All lines below must be repeated exactly, with the pictures omitted.

# start of Dataset rows

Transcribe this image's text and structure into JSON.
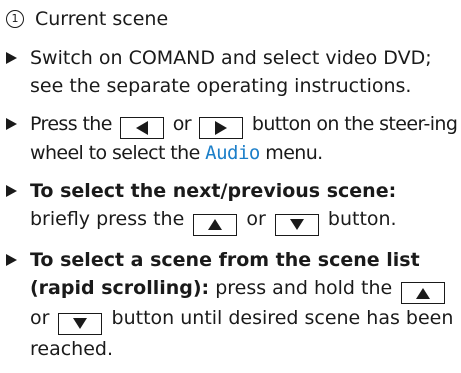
{
  "caption": {
    "number": "1",
    "text": "Current scene"
  },
  "steps": {
    "step1": {
      "text": "Switch on COMAND and select video DVD; see the separate operating instructions."
    },
    "step2": {
      "before": "Press the",
      "or": "or",
      "after_keys": "button on the steer-ing wheel to select the",
      "menu": "Audio",
      "end": "menu.",
      "menu_color": "#1c7fc9"
    },
    "step3": {
      "bold": "To select the next/previous scene:",
      "before": "briefly press the",
      "or": "or",
      "after": "button."
    },
    "step4": {
      "bold": "To select a scene from the scene list (rapid scrolling):",
      "before": "press and hold the",
      "or": "or",
      "after": "button until desired scene has been reached."
    }
  },
  "keys": {
    "left": "left-arrow-key-icon",
    "right": "right-arrow-key-icon",
    "up": "up-arrow-key-icon",
    "down": "down-arrow-key-icon"
  }
}
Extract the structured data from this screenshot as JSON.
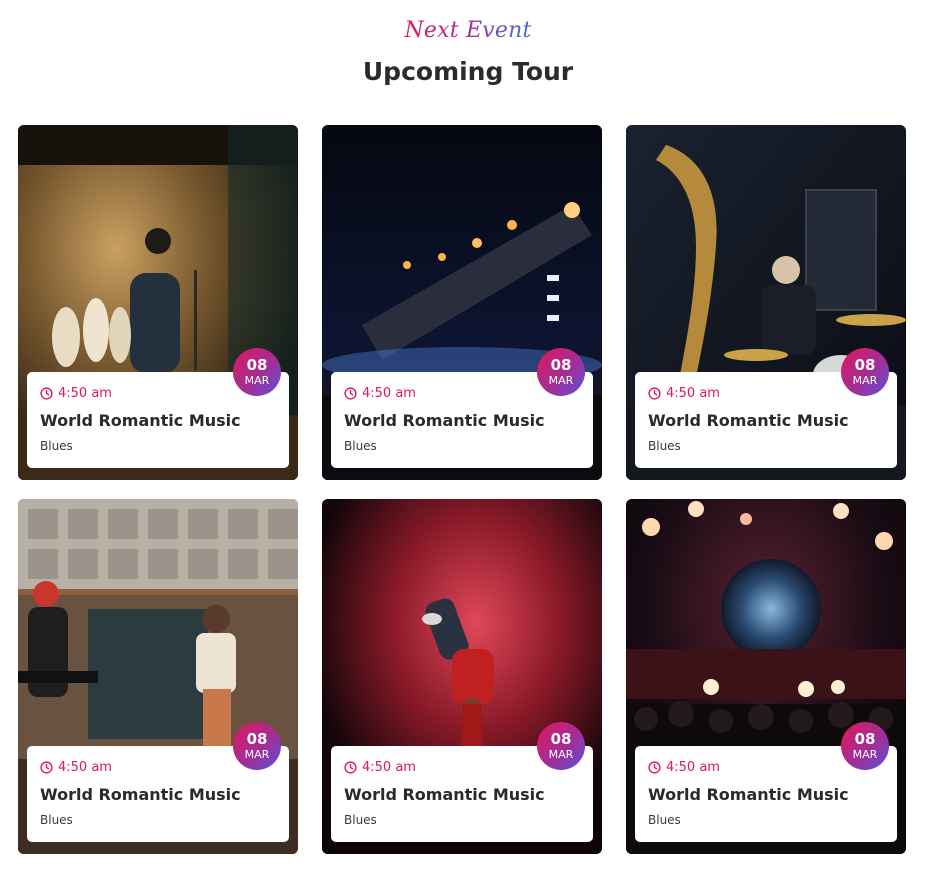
{
  "section": {
    "kicker": "Next Event",
    "title": "Upcoming Tour"
  },
  "events": [
    {
      "time": "4:50 am",
      "title": "World Romantic Music",
      "genre": "Blues",
      "day": "08",
      "month": "MAR",
      "photo": "stage-performer-dancers"
    },
    {
      "time": "4:50 am",
      "title": "World Romantic Music",
      "genre": "Blues",
      "day": "08",
      "month": "MAR",
      "photo": "concert-stage-pyrotechnics"
    },
    {
      "time": "4:50 am",
      "title": "World Romantic Music",
      "genre": "Blues",
      "day": "08",
      "month": "MAR",
      "photo": "saxophone-and-drummer"
    },
    {
      "time": "4:50 am",
      "title": "World Romantic Music",
      "genre": "Blues",
      "day": "08",
      "month": "MAR",
      "photo": "studio-singer-keyboard"
    },
    {
      "time": "4:50 am",
      "title": "World Romantic Music",
      "genre": "Blues",
      "day": "08",
      "month": "MAR",
      "photo": "breakdancer-red-smoke"
    },
    {
      "time": "4:50 am",
      "title": "World Romantic Music",
      "genre": "Blues",
      "day": "08",
      "month": "MAR",
      "photo": "concert-crowd-lights"
    }
  ],
  "colors": {
    "accent": "#e0194f",
    "badge_from": "#e2165a",
    "badge_to": "#5a52d8",
    "title_text": "#2b2b2b"
  },
  "icons": {
    "time": "clock-icon"
  }
}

# end of Dataset rows

Finished task:
Transcribe this image's text and structure into JSON.
{
  "caption": {
    "number": "1",
    "text": "Current scene"
  },
  "steps": {
    "step1": {
      "text": "Switch on COMAND and select video DVD; see the separate operating instructions."
    },
    "step2": {
      "before": "Press the",
      "or": "or",
      "after_keys": "button on the steer-ing wheel to select the",
      "menu": "Audio",
      "end": "menu.",
      "menu_color": "#1c7fc9"
    },
    "step3": {
      "bold": "To select the next/previous scene:",
      "before": "briefly press the",
      "or": "or",
      "after": "button."
    },
    "step4": {
      "bold": "To select a scene from the scene list (rapid scrolling):",
      "before": "press and hold the",
      "or": "or",
      "after": "button until desired scene has been reached."
    }
  },
  "keys": {
    "left": "left-arrow-key-icon",
    "right": "right-arrow-key-icon",
    "up": "up-arrow-key-icon",
    "down": "down-arrow-key-icon"
  }
}
Extract the structured data from this screenshot as JSON.
{
  "section": {
    "kicker": "Next Event",
    "title": "Upcoming Tour"
  },
  "events": [
    {
      "time": "4:50 am",
      "title": "World Romantic Music",
      "genre": "Blues",
      "day": "08",
      "month": "MAR",
      "photo": "stage-performer-dancers"
    },
    {
      "time": "4:50 am",
      "title": "World Romantic Music",
      "genre": "Blues",
      "day": "08",
      "month": "MAR",
      "photo": "concert-stage-pyrotechnics"
    },
    {
      "time": "4:50 am",
      "title": "World Romantic Music",
      "genre": "Blues",
      "day": "08",
      "month": "MAR",
      "photo": "saxophone-and-drummer"
    },
    {
      "time": "4:50 am",
      "title": "World Romantic Music",
      "genre": "Blues",
      "day": "08",
      "month": "MAR",
      "photo": "studio-singer-keyboard"
    },
    {
      "time": "4:50 am",
      "title": "World Romantic Music",
      "genre": "Blues",
      "day": "08",
      "month": "MAR",
      "photo": "breakdancer-red-smoke"
    },
    {
      "time": "4:50 am",
      "title": "World Romantic Music",
      "genre": "Blues",
      "day": "08",
      "month": "MAR",
      "photo": "concert-crowd-lights"
    }
  ],
  "colors": {
    "accent": "#e0194f",
    "badge_from": "#e2165a",
    "badge_to": "#5a52d8",
    "title_text": "#2b2b2b"
  },
  "icons": {
    "time": "clock-icon"
  }
}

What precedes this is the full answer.